_Work required_
Extract the full set of records, then give each one again exactly.

(Data records)

******

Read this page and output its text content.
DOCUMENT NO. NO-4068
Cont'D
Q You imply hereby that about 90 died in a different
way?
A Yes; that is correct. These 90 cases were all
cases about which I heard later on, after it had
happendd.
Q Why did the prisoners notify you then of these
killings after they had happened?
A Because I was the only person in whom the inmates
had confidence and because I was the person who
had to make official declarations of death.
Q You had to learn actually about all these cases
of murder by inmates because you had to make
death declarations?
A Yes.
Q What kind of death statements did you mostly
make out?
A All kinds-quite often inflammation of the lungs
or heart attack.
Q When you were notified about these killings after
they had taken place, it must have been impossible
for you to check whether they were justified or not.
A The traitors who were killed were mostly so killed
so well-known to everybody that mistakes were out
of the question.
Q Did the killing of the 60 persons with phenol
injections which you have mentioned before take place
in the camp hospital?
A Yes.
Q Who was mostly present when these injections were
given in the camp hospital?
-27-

******

_Result below_
Read this page and output its text content.
DOCUMENT NO. NO-4068
Cont'D
Q You imply hereby that about 90 died in a different
way?
A Yes; that is correct. These 90 cases were all
cases about which I heard later on, after it had
happendd.
Q Why did the prisoners notify you then of these
killings after they had happened?
A Because I was the only person in whom the inmates
had confidence and because I was the person who
had to make official declarations of death.
Q You had to learn actually about all these cases
of murder by inmates because you had to make
death declarations?
A Yes.
Q What kind of death statements did you mostly
make out?
A All kinds-quite often inflammation of the lungs
or heart attack.
Q When you were notified about these killings after
they had taken place, it must have been impossible
for you to check whether they were justified or not.
A The traitors who were killed were mostly so killed
so well-known to everybody that mistakes were out
of the question.
Q Did the killing of the 60 persons with phenol
injections which you have mentioned before take place
in the camp hospital?
A Yes.
Q Who was mostly present when these injections were
given in the camp hospital?
-27-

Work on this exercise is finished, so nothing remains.